***** SUPPLIED DATA

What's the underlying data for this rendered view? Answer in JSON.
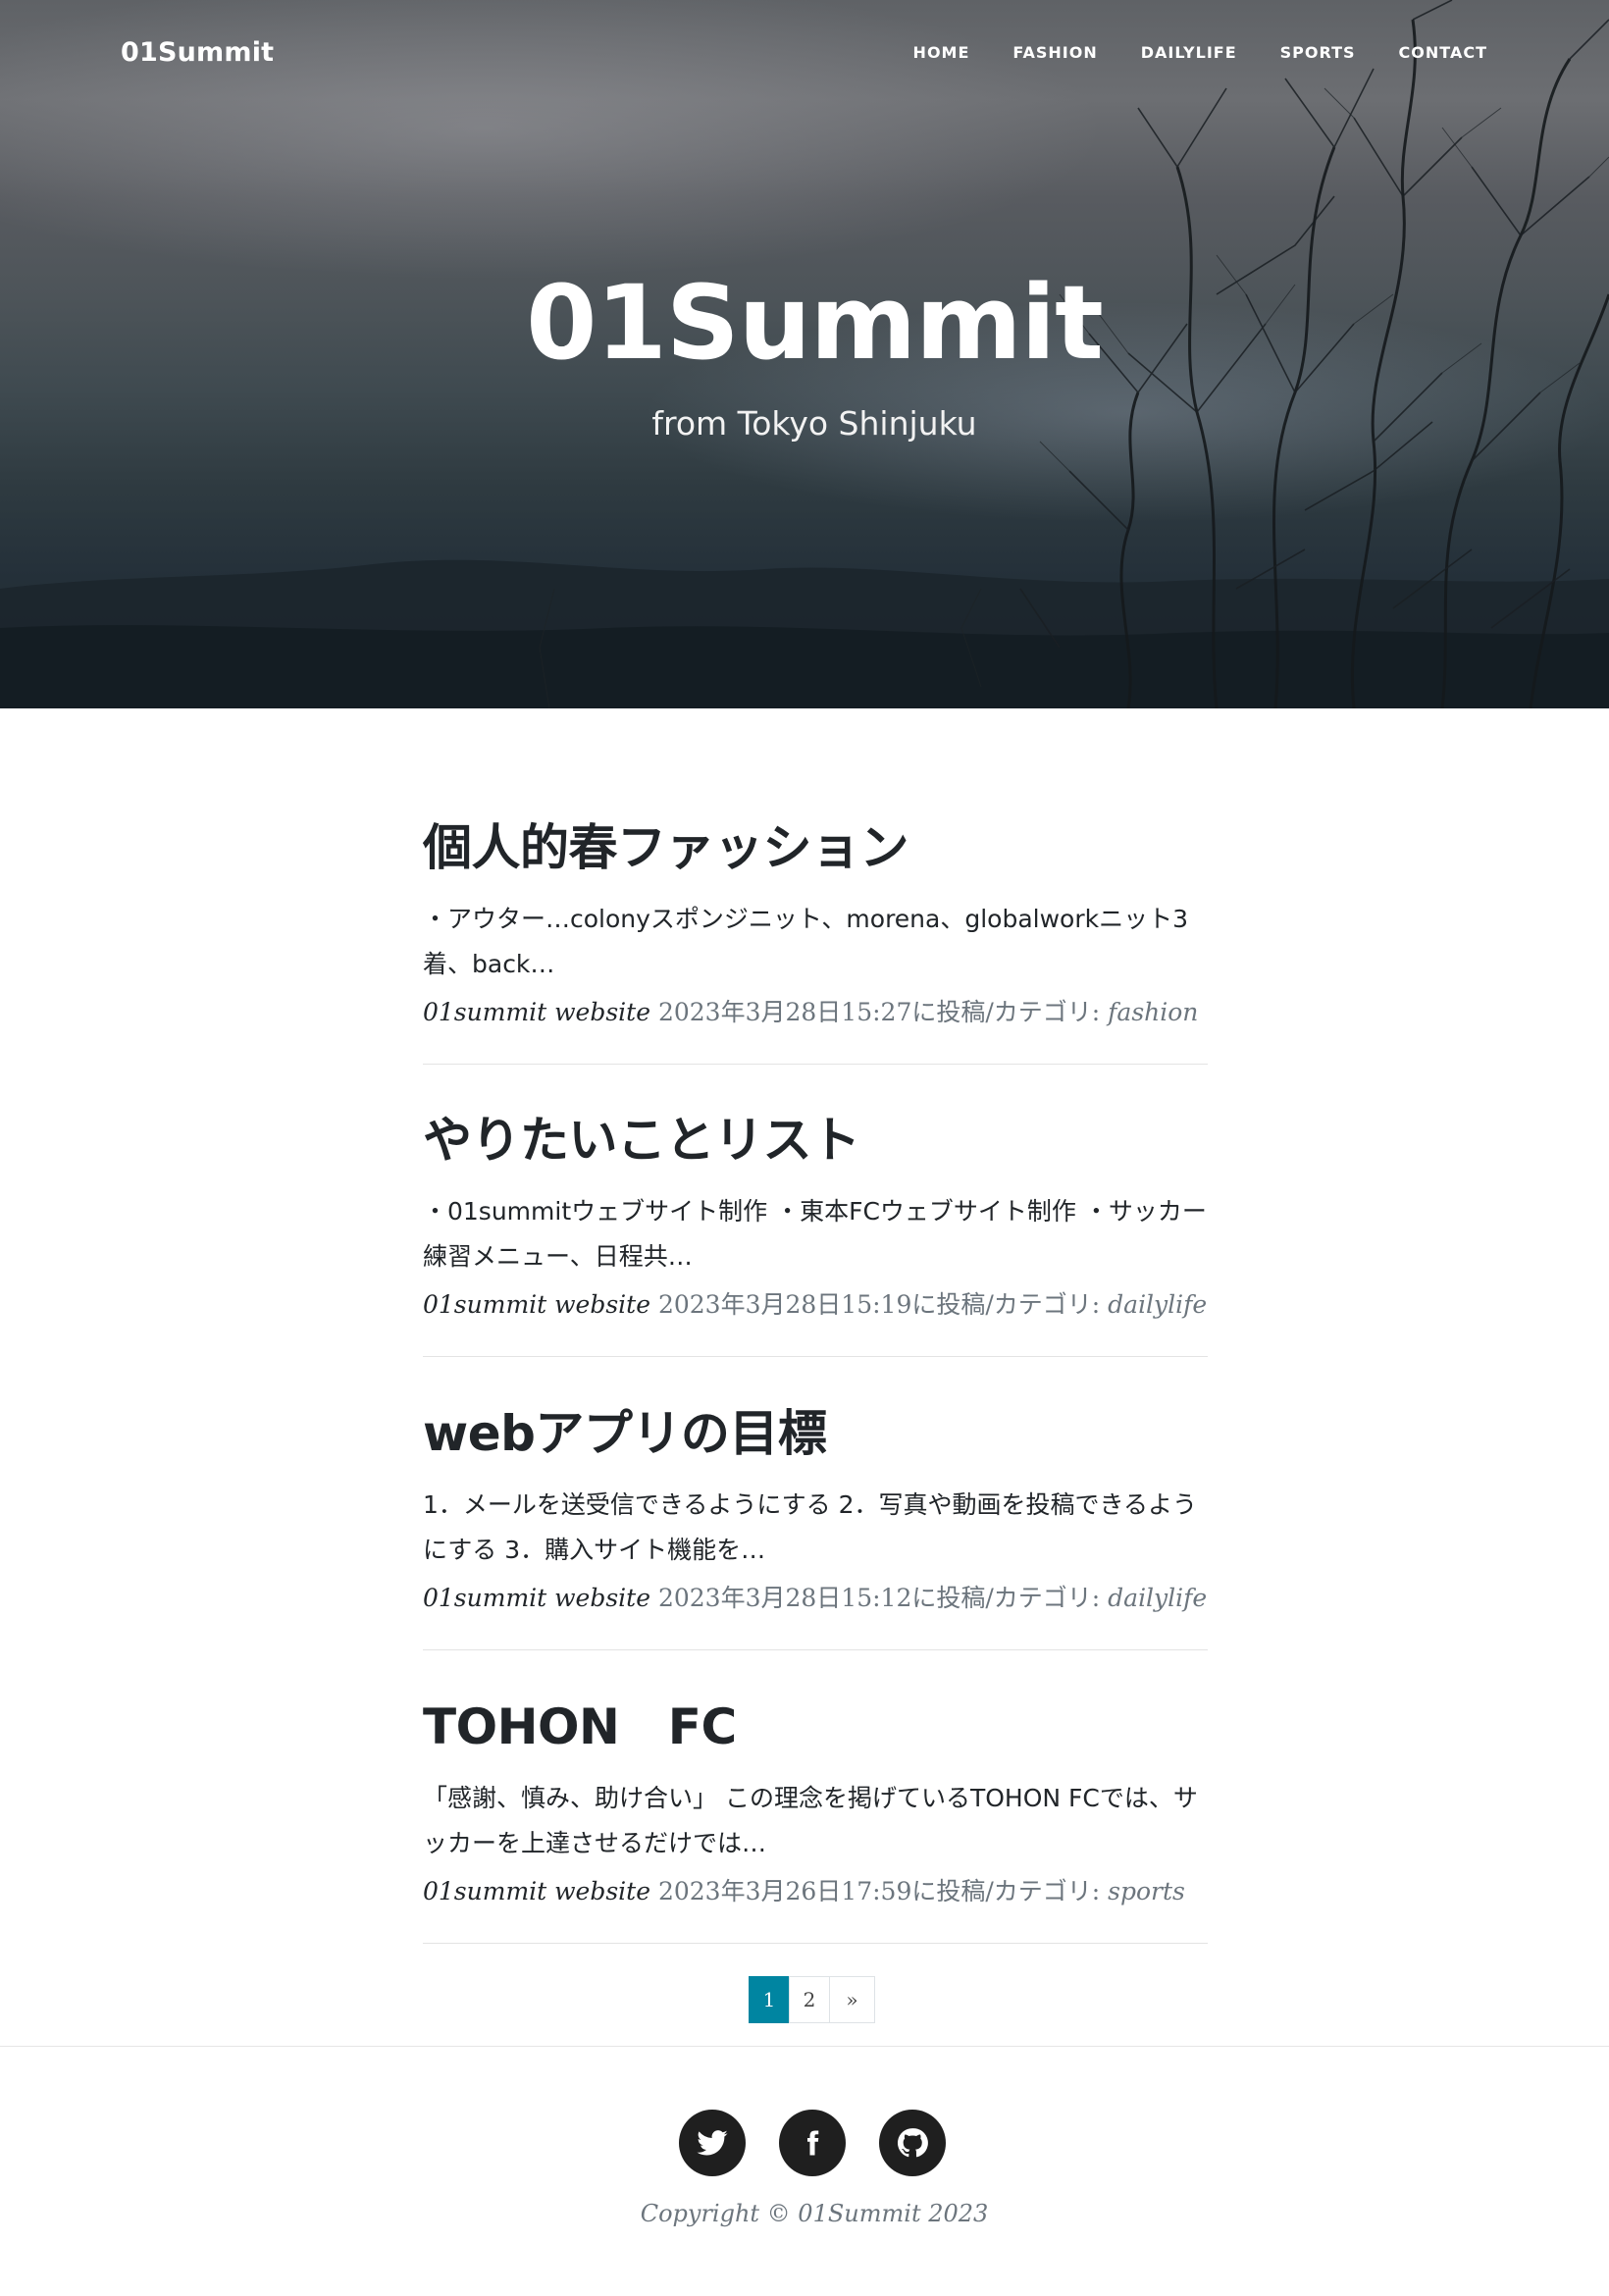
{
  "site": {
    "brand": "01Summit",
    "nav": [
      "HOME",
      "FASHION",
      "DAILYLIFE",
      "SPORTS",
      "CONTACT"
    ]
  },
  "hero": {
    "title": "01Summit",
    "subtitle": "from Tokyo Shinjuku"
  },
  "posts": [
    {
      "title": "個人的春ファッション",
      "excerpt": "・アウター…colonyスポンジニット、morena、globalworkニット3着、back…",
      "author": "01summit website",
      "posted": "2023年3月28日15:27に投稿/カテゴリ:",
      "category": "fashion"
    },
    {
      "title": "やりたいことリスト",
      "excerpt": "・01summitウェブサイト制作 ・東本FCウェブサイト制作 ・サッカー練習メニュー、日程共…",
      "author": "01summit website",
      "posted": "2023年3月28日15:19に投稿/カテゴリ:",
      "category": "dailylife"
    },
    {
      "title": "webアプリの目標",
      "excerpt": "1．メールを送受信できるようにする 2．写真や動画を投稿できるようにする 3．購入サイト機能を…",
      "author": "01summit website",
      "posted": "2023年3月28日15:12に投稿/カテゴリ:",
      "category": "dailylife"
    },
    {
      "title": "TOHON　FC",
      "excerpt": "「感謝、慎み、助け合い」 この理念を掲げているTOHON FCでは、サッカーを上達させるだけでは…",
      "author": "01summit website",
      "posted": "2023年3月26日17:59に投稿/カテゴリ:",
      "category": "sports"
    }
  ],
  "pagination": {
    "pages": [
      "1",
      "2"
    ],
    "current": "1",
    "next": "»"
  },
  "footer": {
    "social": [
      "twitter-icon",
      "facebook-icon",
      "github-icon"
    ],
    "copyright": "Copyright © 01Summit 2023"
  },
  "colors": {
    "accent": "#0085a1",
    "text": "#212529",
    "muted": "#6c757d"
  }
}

**********
***** SUPPLIED DATA

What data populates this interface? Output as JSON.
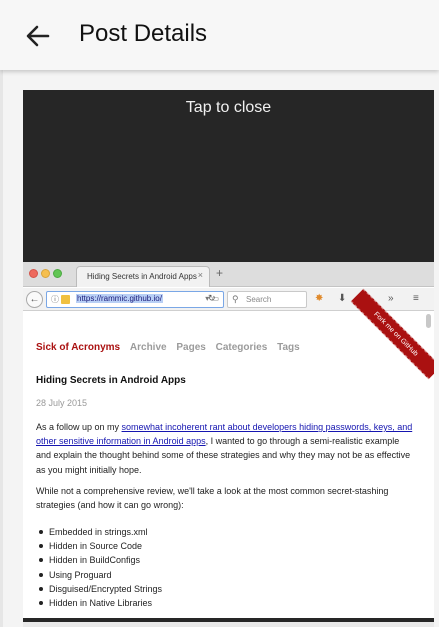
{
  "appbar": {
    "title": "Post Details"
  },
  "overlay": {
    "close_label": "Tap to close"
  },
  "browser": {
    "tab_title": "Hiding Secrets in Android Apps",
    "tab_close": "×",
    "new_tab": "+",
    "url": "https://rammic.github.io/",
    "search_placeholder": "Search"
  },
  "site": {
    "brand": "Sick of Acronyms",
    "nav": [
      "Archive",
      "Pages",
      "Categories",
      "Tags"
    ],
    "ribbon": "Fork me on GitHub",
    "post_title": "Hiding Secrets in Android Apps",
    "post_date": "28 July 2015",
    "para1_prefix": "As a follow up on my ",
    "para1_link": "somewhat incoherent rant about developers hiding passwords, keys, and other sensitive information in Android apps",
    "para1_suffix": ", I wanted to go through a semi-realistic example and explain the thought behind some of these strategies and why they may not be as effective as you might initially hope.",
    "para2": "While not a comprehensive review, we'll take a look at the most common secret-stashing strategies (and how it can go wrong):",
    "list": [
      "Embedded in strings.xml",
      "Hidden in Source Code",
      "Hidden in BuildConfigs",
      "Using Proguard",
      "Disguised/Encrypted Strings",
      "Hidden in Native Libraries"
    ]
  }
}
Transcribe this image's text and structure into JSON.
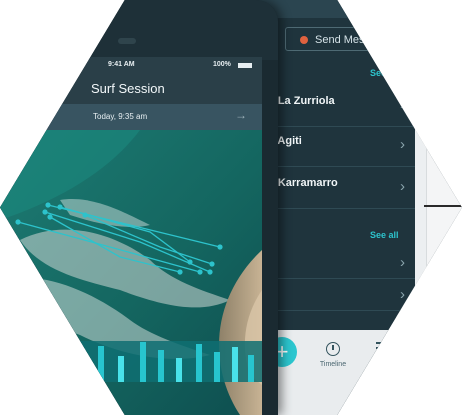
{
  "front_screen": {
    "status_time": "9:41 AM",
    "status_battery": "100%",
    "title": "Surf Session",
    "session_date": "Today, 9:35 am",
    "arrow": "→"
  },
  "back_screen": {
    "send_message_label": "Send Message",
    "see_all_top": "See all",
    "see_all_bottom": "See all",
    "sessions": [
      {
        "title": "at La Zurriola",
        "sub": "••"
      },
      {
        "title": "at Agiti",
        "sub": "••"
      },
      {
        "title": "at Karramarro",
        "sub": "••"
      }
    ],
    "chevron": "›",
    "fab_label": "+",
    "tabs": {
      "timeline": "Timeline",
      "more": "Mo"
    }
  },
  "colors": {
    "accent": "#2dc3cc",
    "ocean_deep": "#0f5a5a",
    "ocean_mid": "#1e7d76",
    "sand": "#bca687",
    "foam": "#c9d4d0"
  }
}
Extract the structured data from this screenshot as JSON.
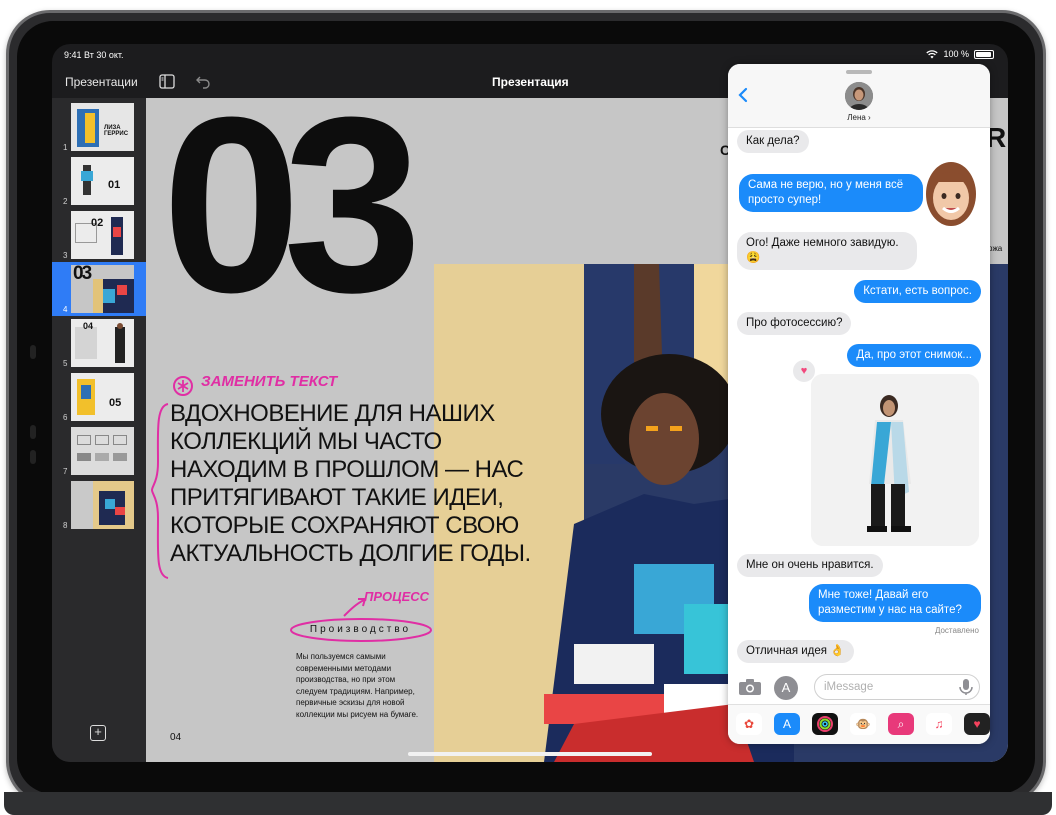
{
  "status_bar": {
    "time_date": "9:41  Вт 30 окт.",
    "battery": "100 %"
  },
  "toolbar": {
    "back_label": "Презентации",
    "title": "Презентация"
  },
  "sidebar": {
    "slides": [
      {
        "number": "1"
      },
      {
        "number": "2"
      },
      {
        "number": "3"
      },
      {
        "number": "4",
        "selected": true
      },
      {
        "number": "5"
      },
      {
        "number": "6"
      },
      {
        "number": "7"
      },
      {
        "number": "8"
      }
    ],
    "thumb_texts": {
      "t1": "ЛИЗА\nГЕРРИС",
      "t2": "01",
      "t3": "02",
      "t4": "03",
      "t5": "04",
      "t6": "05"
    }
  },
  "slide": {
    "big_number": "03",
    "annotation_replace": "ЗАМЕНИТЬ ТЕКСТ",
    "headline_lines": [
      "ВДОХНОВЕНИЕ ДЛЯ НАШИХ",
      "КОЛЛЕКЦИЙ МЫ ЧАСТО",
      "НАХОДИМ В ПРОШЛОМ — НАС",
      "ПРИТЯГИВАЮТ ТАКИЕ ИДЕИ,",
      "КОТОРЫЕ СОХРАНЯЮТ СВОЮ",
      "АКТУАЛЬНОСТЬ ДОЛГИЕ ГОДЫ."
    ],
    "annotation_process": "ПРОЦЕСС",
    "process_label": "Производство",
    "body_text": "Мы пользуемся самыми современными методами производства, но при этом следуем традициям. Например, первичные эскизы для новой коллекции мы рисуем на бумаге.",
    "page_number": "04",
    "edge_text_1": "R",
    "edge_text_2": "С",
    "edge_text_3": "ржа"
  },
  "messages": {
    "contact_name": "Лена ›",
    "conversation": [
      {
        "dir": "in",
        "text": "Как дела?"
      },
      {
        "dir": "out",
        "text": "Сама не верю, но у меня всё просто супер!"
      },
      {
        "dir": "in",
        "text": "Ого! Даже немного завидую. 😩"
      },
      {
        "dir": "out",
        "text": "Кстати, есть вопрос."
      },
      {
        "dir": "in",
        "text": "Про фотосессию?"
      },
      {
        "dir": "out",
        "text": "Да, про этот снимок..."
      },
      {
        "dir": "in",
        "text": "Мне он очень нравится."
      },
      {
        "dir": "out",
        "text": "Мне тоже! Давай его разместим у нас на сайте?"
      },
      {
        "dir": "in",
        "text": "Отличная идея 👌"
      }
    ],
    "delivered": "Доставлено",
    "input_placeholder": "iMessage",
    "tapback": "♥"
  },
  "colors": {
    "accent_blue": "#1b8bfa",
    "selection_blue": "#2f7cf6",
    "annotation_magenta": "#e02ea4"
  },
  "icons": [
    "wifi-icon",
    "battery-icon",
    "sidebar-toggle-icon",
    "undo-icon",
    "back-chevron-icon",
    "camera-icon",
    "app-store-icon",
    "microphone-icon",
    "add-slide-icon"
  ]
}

**********

SHORT EXERCISE >> Return the lines of the records that include the string "カテゴリ".

REPLY >>
      "posted": "2023年3月28日15:27に投稿/カテゴリ:",
      "posted": "2023年3月28日15:19に投稿/カテゴリ:",
      "posted": "2023年3月28日15:12に投稿/カテゴリ:",
      "posted": "2023年3月26日17:59に投稿/カテゴリ:",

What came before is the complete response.